Exercise requirements ▸
From the entries provided below, copy each line that contains the word "state".

Data provided ▸
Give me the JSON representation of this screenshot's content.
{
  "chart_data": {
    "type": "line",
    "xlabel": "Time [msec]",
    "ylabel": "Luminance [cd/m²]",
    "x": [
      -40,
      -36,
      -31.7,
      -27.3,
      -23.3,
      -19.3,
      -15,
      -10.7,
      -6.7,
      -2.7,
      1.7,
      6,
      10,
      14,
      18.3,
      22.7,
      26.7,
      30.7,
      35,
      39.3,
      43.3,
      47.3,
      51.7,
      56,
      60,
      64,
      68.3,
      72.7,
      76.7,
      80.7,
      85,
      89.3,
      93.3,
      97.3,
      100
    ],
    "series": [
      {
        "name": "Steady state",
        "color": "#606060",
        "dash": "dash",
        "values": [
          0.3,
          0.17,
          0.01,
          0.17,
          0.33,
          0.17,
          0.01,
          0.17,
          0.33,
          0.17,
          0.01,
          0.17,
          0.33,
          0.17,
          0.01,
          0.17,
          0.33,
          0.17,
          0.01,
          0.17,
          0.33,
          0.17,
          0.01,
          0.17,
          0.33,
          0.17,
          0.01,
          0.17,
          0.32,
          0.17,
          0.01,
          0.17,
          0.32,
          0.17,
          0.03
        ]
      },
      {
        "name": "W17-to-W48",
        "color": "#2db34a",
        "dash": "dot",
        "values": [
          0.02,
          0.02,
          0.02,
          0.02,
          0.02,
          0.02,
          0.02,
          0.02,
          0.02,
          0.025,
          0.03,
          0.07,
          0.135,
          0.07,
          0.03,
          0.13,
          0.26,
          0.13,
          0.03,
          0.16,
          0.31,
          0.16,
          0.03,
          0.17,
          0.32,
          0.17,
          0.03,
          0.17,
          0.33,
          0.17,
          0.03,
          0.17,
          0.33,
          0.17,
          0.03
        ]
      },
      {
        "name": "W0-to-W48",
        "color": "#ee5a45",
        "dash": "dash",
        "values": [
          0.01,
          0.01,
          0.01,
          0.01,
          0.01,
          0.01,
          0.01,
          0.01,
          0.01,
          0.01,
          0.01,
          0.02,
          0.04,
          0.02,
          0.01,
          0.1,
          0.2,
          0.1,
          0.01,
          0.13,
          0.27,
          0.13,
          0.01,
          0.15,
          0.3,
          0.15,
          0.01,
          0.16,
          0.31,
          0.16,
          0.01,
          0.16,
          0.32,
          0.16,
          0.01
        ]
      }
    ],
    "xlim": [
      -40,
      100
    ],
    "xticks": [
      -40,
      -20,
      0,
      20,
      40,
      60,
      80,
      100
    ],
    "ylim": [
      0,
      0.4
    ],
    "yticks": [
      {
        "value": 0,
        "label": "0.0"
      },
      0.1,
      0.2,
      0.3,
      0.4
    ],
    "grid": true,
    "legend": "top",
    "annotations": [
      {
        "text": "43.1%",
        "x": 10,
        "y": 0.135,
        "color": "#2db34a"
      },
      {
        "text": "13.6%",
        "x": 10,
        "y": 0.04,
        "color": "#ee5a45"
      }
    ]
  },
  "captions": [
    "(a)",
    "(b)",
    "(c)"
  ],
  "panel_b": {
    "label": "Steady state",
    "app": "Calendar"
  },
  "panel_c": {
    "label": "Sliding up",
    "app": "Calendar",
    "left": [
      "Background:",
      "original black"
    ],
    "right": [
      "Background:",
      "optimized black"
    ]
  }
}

Correct answer ▸
        "name": "Steady state",
    "label": "Steady state",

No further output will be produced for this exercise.